**TASK GOAL**
All of the records below must be output exactly, with no pictures carried over.

+ + + +

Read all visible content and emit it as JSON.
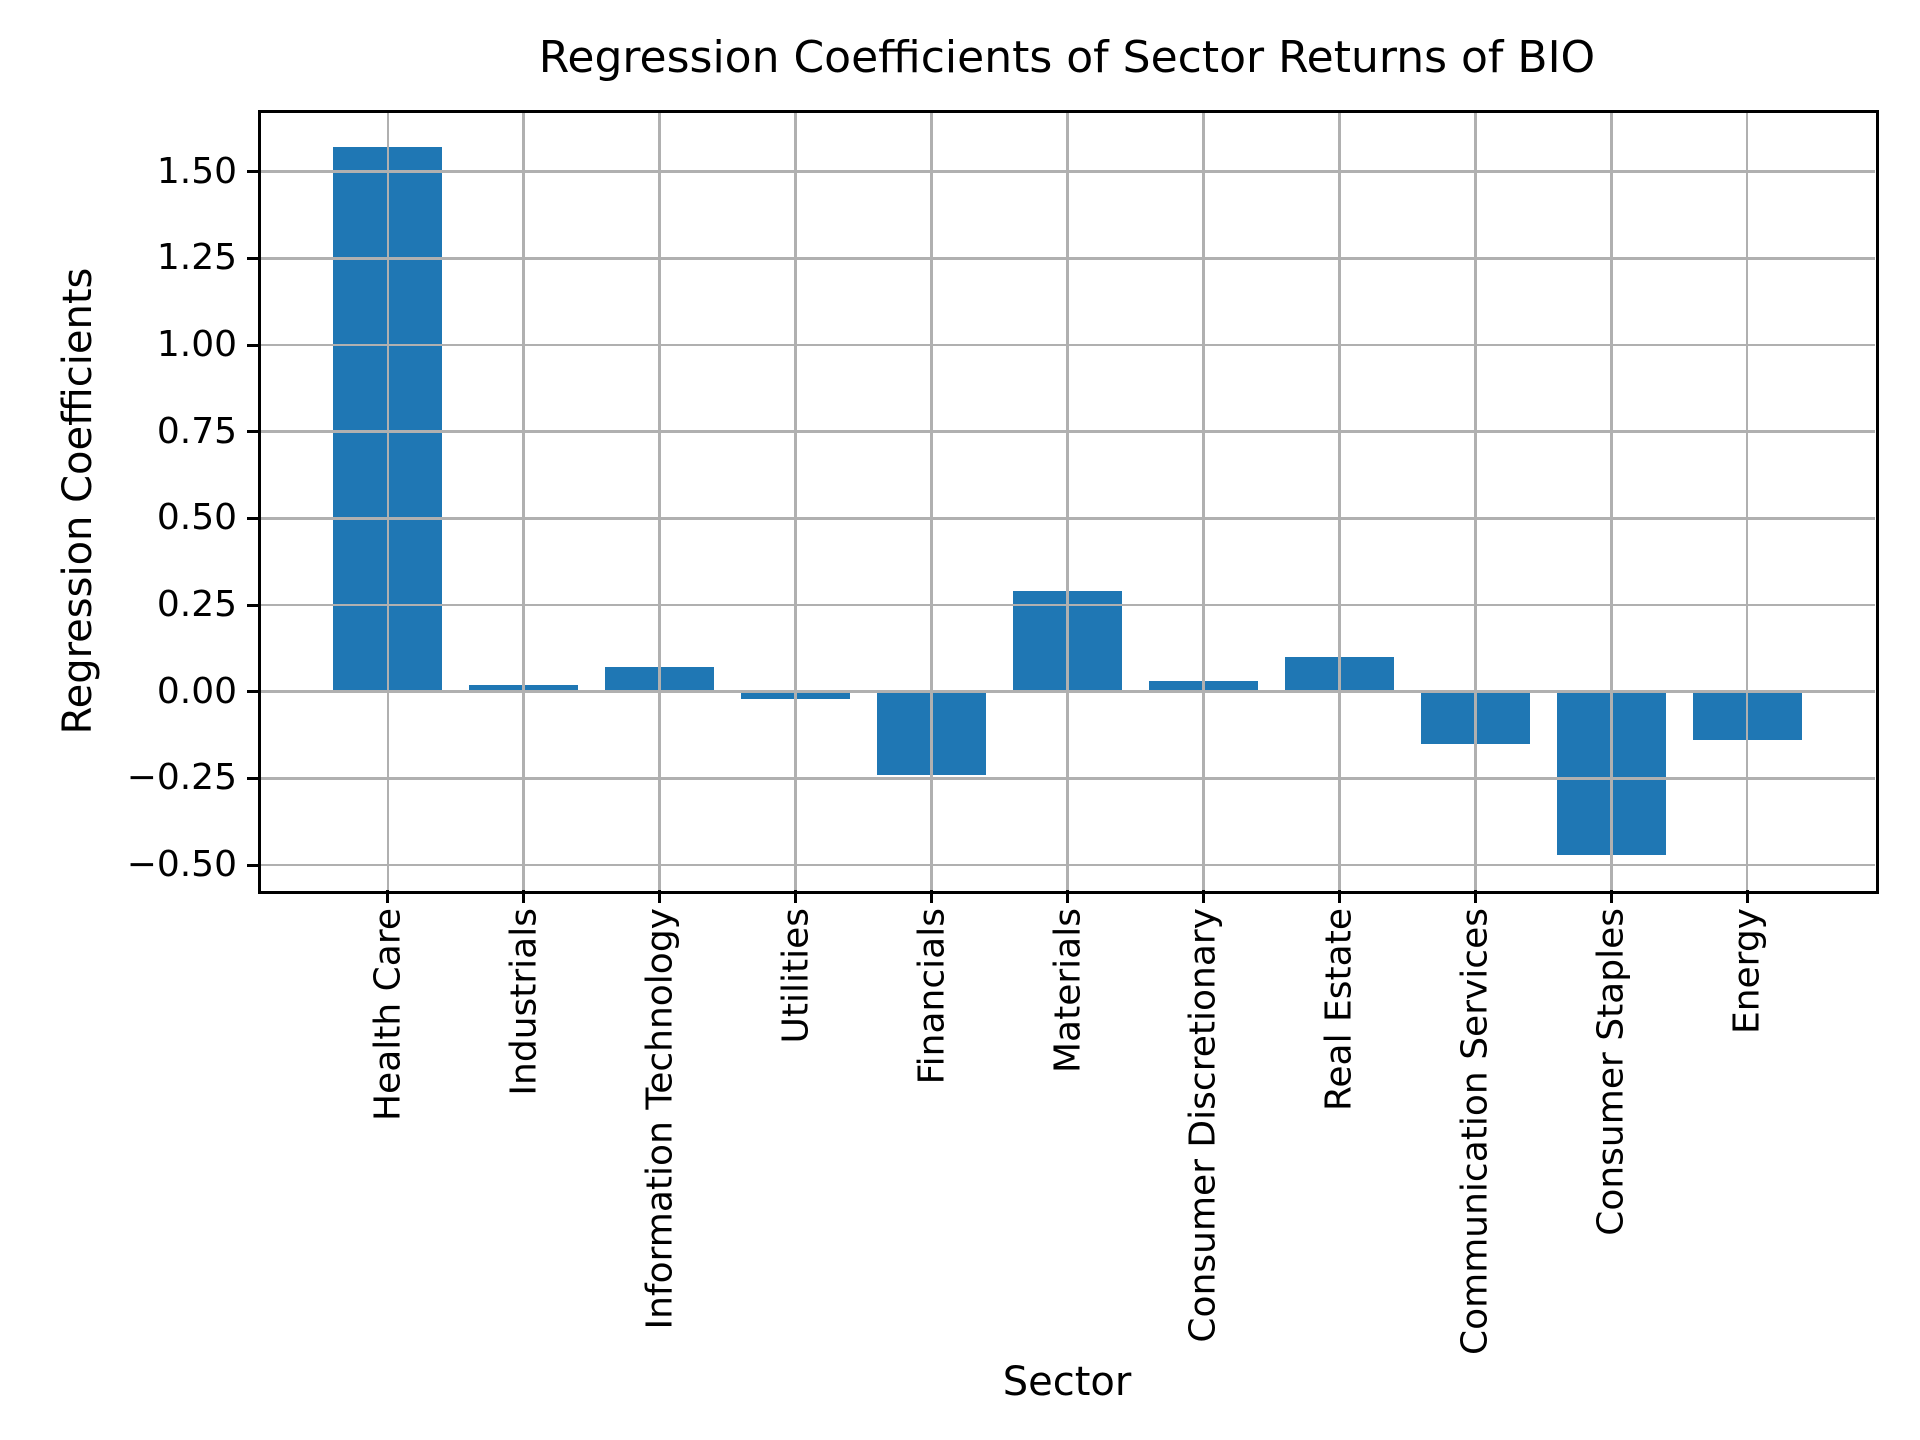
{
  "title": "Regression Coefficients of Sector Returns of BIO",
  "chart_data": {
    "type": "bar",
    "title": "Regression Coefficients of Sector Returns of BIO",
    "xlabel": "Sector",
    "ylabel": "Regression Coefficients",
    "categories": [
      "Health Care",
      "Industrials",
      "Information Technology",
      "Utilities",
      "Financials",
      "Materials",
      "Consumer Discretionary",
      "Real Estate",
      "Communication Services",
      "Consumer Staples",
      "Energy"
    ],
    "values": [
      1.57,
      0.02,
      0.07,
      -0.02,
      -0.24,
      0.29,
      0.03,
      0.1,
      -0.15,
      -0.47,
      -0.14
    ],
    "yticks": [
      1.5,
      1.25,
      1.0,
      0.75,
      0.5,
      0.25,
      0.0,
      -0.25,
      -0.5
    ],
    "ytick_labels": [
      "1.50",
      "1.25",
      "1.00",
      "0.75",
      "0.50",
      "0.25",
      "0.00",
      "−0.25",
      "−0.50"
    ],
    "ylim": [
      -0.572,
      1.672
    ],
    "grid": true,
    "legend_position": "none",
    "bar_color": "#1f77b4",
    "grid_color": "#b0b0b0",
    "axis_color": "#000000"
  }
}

+ + + +

**SOLUTION BELOW**
Read all visible content and emit it as JSON.
{
  "title": "Regression Coefficients of Sector Returns of BIO",
  "chart_data": {
    "type": "bar",
    "title": "Regression Coefficients of Sector Returns of BIO",
    "xlabel": "Sector",
    "ylabel": "Regression Coefficients",
    "categories": [
      "Health Care",
      "Industrials",
      "Information Technology",
      "Utilities",
      "Financials",
      "Materials",
      "Consumer Discretionary",
      "Real Estate",
      "Communication Services",
      "Consumer Staples",
      "Energy"
    ],
    "values": [
      1.57,
      0.02,
      0.07,
      -0.02,
      -0.24,
      0.29,
      0.03,
      0.1,
      -0.15,
      -0.47,
      -0.14
    ],
    "yticks": [
      1.5,
      1.25,
      1.0,
      0.75,
      0.5,
      0.25,
      0.0,
      -0.25,
      -0.5
    ],
    "ytick_labels": [
      "1.50",
      "1.25",
      "1.00",
      "0.75",
      "0.50",
      "0.25",
      "0.00",
      "−0.25",
      "−0.50"
    ],
    "ylim": [
      -0.572,
      1.672
    ],
    "grid": true,
    "legend_position": "none",
    "bar_color": "#1f77b4",
    "grid_color": "#b0b0b0",
    "axis_color": "#000000"
  }
}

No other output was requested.